Exercise ::
Extract every line of the material below and reproduce it faithfully.

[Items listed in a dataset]
* begin *
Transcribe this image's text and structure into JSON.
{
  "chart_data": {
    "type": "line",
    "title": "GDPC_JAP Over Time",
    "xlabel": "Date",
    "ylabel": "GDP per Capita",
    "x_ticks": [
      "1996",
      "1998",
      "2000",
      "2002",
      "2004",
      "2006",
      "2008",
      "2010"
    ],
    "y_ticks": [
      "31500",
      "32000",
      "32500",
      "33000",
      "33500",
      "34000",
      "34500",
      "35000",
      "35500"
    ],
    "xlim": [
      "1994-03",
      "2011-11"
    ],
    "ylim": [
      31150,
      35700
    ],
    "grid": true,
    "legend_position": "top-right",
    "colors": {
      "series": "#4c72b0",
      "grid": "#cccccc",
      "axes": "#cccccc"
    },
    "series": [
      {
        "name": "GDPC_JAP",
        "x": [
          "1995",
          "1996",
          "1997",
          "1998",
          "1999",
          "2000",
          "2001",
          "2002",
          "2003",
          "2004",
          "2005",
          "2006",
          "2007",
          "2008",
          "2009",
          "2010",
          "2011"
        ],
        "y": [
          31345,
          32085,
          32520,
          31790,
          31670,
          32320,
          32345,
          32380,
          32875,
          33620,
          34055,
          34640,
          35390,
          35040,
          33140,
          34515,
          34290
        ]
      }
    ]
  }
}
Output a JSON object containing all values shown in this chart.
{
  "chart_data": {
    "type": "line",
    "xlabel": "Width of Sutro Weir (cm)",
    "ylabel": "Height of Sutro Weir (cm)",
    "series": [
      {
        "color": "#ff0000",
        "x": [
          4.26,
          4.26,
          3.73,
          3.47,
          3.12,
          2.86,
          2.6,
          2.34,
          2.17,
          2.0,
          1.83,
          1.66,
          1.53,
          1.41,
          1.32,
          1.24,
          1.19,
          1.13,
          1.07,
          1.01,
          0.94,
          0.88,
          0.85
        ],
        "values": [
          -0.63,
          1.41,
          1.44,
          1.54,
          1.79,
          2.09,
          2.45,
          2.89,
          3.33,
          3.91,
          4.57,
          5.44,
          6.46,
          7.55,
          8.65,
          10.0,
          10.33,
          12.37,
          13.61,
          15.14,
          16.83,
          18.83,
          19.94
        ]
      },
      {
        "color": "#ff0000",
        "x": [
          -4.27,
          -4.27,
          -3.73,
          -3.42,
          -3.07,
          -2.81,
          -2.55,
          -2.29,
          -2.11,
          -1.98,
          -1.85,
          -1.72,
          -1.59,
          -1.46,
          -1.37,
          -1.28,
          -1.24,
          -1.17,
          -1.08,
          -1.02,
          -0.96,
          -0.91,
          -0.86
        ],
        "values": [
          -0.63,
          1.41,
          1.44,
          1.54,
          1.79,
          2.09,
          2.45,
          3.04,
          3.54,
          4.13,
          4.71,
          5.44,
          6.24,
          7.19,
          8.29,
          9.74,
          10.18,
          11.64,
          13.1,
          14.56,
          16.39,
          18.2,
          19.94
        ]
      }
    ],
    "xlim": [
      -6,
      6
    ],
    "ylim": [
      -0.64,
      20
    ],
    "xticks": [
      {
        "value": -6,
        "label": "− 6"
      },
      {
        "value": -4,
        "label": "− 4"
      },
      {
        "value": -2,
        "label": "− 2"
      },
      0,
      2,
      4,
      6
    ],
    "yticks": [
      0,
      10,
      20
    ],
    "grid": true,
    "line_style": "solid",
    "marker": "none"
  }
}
* end *
Task response ::
Transcribe this image's text and structure into JSON.
{
  "chart_data": {
    "type": "line",
    "title": "GDPC_JAP Over Time",
    "xlabel": "Date",
    "ylabel": "GDP per Capita",
    "x_ticks": [
      "1996",
      "1998",
      "2000",
      "2002",
      "2004",
      "2006",
      "2008",
      "2010"
    ],
    "y_ticks": [
      "31500",
      "32000",
      "32500",
      "33000",
      "33500",
      "34000",
      "34500",
      "35000",
      "35500"
    ],
    "xlim": [
      "1994-03",
      "2011-11"
    ],
    "ylim": [
      31150,
      35700
    ],
    "grid": true,
    "legend_position": "top-right",
    "colors": {
      "series": "#4c72b0",
      "grid": "#cccccc",
      "axes": "#cccccc"
    },
    "series": [
      {
        "name": "GDPC_JAP",
        "x": [
          "1995",
          "1996",
          "1997",
          "1998",
          "1999",
          "2000",
          "2001",
          "2002",
          "2003",
          "2004",
          "2005",
          "2006",
          "2007",
          "2008",
          "2009",
          "2010",
          "2011"
        ],
        "y": [
          31345,
          32085,
          32520,
          31790,
          31670,
          32320,
          32345,
          32380,
          32875,
          33620,
          34055,
          34640,
          35390,
          35040,
          33140,
          34515,
          34290
        ]
      }
    ]
  }
}
Output a JSON object containing all values shown in this chart.
{
  "chart_data": {
    "type": "line",
    "xlabel": "Width of Sutro Weir (cm)",
    "ylabel": "Height of Sutro Weir (cm)",
    "series": [
      {
        "color": "#ff0000",
        "x": [
          4.26,
          4.26,
          3.73,
          3.47,
          3.12,
          2.86,
          2.6,
          2.34,
          2.17,
          2.0,
          1.83,
          1.66,
          1.53,
          1.41,
          1.32,
          1.24,
          1.19,
          1.13,
          1.07,
          1.01,
          0.94,
          0.88,
          0.85
        ],
        "values": [
          -0.63,
          1.41,
          1.44,
          1.54,
          1.79,
          2.09,
          2.45,
          2.89,
          3.33,
          3.91,
          4.57,
          5.44,
          6.46,
          7.55,
          8.65,
          10.0,
          10.33,
          12.37,
          13.61,
          15.14,
          16.83,
          18.83,
          19.94
        ]
      },
      {
        "color": "#ff0000",
        "x": [
          -4.27,
          -4.27,
          -3.73,
          -3.42,
          -3.07,
          -2.81,
          -2.55,
          -2.29,
          -2.11,
          -1.98,
          -1.85,
          -1.72,
          -1.59,
          -1.46,
          -1.37,
          -1.28,
          -1.24,
          -1.17,
          -1.08,
          -1.02,
          -0.96,
          -0.91,
          -0.86
        ],
        "values": [
          -0.63,
          1.41,
          1.44,
          1.54,
          1.79,
          2.09,
          2.45,
          3.04,
          3.54,
          4.13,
          4.71,
          5.44,
          6.24,
          7.19,
          8.29,
          9.74,
          10.18,
          11.64,
          13.1,
          14.56,
          16.39,
          18.2,
          19.94
        ]
      }
    ],
    "xlim": [
      -6,
      6
    ],
    "ylim": [
      -0.64,
      20
    ],
    "xticks": [
      {
        "value": -6,
        "label": "− 6"
      },
      {
        "value": -4,
        "label": "− 4"
      },
      {
        "value": -2,
        "label": "− 2"
      },
      0,
      2,
      4,
      6
    ],
    "yticks": [
      0,
      10,
      20
    ],
    "grid": true,
    "line_style": "solid",
    "marker": "none"
  }
}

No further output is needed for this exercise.